Figure dataset records:
:::
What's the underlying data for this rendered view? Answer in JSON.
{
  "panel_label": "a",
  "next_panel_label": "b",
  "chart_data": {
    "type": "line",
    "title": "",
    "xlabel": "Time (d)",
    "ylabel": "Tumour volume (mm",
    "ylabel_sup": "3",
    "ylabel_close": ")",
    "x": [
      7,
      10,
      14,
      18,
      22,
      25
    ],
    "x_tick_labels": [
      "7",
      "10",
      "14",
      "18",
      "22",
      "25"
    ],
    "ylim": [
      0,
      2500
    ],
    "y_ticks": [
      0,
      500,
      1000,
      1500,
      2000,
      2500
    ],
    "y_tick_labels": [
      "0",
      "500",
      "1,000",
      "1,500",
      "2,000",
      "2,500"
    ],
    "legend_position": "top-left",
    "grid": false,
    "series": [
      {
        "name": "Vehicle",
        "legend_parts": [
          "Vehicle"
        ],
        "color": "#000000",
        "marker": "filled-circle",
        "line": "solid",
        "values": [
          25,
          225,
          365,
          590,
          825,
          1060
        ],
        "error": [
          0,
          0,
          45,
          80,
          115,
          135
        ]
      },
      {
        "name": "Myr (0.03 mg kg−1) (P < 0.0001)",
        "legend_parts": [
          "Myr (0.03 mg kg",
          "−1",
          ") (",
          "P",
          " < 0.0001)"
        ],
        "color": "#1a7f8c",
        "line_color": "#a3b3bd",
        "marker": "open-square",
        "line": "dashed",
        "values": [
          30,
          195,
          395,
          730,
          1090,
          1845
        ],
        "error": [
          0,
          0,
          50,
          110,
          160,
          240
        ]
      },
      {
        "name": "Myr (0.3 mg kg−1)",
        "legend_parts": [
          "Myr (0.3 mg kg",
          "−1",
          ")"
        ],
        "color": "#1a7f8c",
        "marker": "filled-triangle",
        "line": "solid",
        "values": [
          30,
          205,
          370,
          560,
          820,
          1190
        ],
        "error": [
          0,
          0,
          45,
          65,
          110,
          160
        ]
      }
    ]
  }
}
:::
**GIVEN TASK**
What is the number of lines holding the word "name"? State it alone.

**FULL OUTPUT**
3